*** Listed entries ***
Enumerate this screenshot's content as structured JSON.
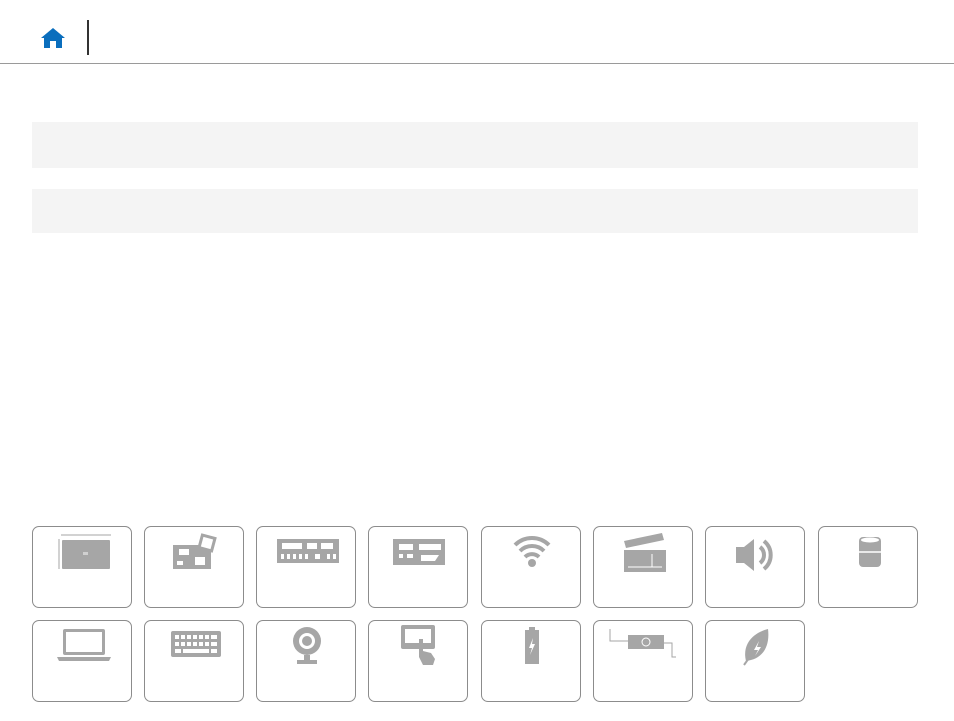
{
  "colors": {
    "accent": "#0a6ebd",
    "icon_gray": "#a6a6a6",
    "tile_border": "#8c8c8c",
    "panel_bg": "#f4f4f4"
  },
  "header": {
    "home_icon": "home-icon"
  },
  "tiles_row1": [
    {
      "icon": "dimensions-icon"
    },
    {
      "icon": "system-board-icon"
    },
    {
      "icon": "ports-icon"
    },
    {
      "icon": "card-reader-icon"
    },
    {
      "icon": "wifi-icon"
    },
    {
      "icon": "video-clapperboard-icon"
    },
    {
      "icon": "audio-speaker-icon"
    },
    {
      "icon": "storage-icon"
    }
  ],
  "tiles_row2": [
    {
      "icon": "laptop-display-icon"
    },
    {
      "icon": "keyboard-icon"
    },
    {
      "icon": "webcam-icon"
    },
    {
      "icon": "touchpad-icon"
    },
    {
      "icon": "battery-icon"
    },
    {
      "icon": "power-adapter-icon"
    },
    {
      "icon": "environmental-leaf-icon"
    }
  ]
}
***
## Given problem
Each entry shown above must be quoted exactly, with its pictures left out.

## Exercise response
Enumerate this screenshot's content as structured JSON.
{
  "colors": {
    "accent": "#0a6ebd",
    "icon_gray": "#a6a6a6",
    "tile_border": "#8c8c8c",
    "panel_bg": "#f4f4f4"
  },
  "header": {
    "home_icon": "home-icon"
  },
  "tiles_row1": [
    {
      "icon": "dimensions-icon"
    },
    {
      "icon": "system-board-icon"
    },
    {
      "icon": "ports-icon"
    },
    {
      "icon": "card-reader-icon"
    },
    {
      "icon": "wifi-icon"
    },
    {
      "icon": "video-clapperboard-icon"
    },
    {
      "icon": "audio-speaker-icon"
    },
    {
      "icon": "storage-icon"
    }
  ],
  "tiles_row2": [
    {
      "icon": "laptop-display-icon"
    },
    {
      "icon": "keyboard-icon"
    },
    {
      "icon": "webcam-icon"
    },
    {
      "icon": "touchpad-icon"
    },
    {
      "icon": "battery-icon"
    },
    {
      "icon": "power-adapter-icon"
    },
    {
      "icon": "environmental-leaf-icon"
    }
  ]
}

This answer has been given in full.